## TRECHO
A facilidade com que Pessoa chega à verdade, o despojamento vocabular de seus versos, a naturalidade, a quase modéstia são todos enganosos. Com licença do chavão, é complicado ser simples. A engenhosidade da simplicidade de Pessoa é atordoante. Mesmo se não entendemos exatamente o que ele quer dizer, pelo menos nos reconhecemos atordoados. Para a maioria de nós, isso basta. E talvez, ao contrário do que dizem os acadêmicos que vivem às custas de “explicar” a obra alheia, isso seja tudo que interesse. Mas o que os imitadores de Pessoa não compreendem é que ele é quem é porque teve coragem de mergulhar nas trevas do oceano de si mesmo e, ao retornar à superfície, expor as preciosidades que descobriu em suas profundezas da forma espantosamente bela e competente como expôs. Pessoa não nos mostrou onde está a poesia – apenas indicou o “seu” caminho. Cabe a cada um de nós descobrir o nosso.

## INFORMAÇÕES FORNECIDAS
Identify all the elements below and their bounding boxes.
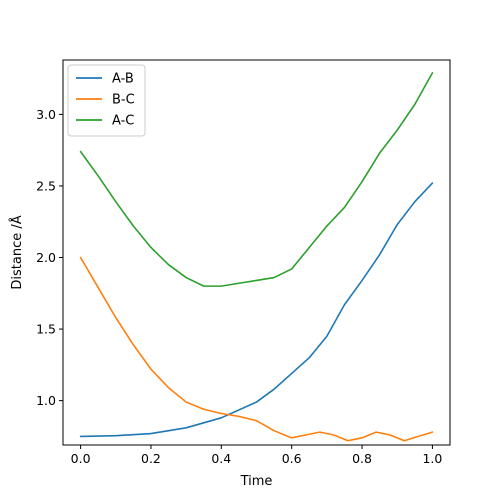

## PROBLEMA CURTO 1
Reproduza do trecho sobre Pessoa a passagem que vai de "A facilidade com" até "descobrir o nosso.".
## PROBLEMA CURTO 2
Segundo o trecho sobre Pessoa, o que o poeta fez em vez de mostrar onde está a poesia?

## RESPOSTA DO EXERCÍCIO 1
A facilidade com que Pessoa chega à verdade, o despojamento vocabular de seus versos, a naturalidade, a quase modéstia são todos enganosos. Com licença do chavão, é complicado ser simples. A engenhosidade da simplicidade de Pessoa é atordoante. Mesmo se não entendemos exatamente o que ele quer dizer, pelo menos nos reconhecemos atordoados. Para a maioria de nós, isso basta. E talvez, ao contrário do que dizem os acadêmicos que vivem às custas de “explicar” a obra alheia, isso seja tudo que interesse. Mas o que os imitadores de Pessoa não compreendem é que ele é quem é porque teve coragem de mergulhar nas trevas do oceano de si mesmo e, ao retornar à superfície, expor as preciosidades que descobriu em suas profundezas da forma espantosamente bela e competente como expôs. Pessoa não nos mostrou onde está a poesia – apenas indicou o “seu” caminho. Cabe a cada um de nós descobrir o nosso.

## RESPOSTA DO EXERCÍCIO 2
Apenas indicou o "seu" caminho.